* [SET TASK]:
Copy every line from the material below that holds "ремонту".

* [LISTED ENTRIES]:

- - - - - - -

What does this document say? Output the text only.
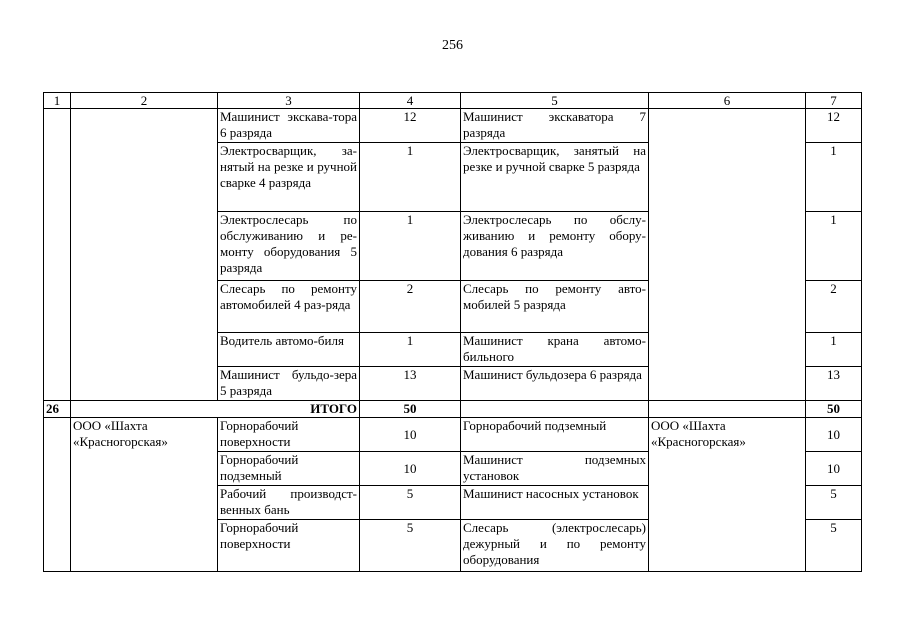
256
1	2	3	4	5	6	7
		Машинист экскава-тора 6 разряда	12	Машинист экскаватора 7 разряда		12
		Электросварщик, за-нятый на резке и ручной сварке 4 разряда	1	Электросварщик, занятый на резке и ручной сварке 5 разряда		1
		Электрослесарь по обслуживанию и ре-монту оборудования 5 разряда	1	Электрослесарь по обслу-живанию и ремонту обору-дования 6 разряда		1
		Слесарь по ремонту автомобилей 4 раз-ряда	2	Слесарь по ремонту авто-мобилей 5 разряда		2
		Водитель автомо-биля	1	Машинист крана автомо-бильного		1
		Машинист бульдо-зера 5 разряда	13	Машинист бульдозера 6 разряда		13
26	ИТОГО		50			50
	ООО «Шахта «Красногорская»	Горнорабочий поверхности	10	Горнорабочий подземный	ООО «Шахта «Красногорская»	10
		Горнорабочий подземный	10	Машинист подземных установок		10
		Рабочий производст-венных бань	5	Машинист насосных установок		5
		Горнорабочий поверхности	5	Слесарь (электрослесарь) дежурный и по ремонту оборудования		5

- - - - - - -

* [RESULT OF THIS TASK]:
		Электрослесарь по обслуживанию и ре-монту оборудования 5 разряда	1	Электрослесарь по обслу-живанию и ремонту обору-дования 6 разряда		1
		Слесарь по ремонту автомобилей 4 раз-ряда	2	Слесарь по ремонту авто-мобилей 5 разряда		2
		Горнорабочий поверхности	5	Слесарь (электрослесарь) дежурный и по ремонту оборудования		5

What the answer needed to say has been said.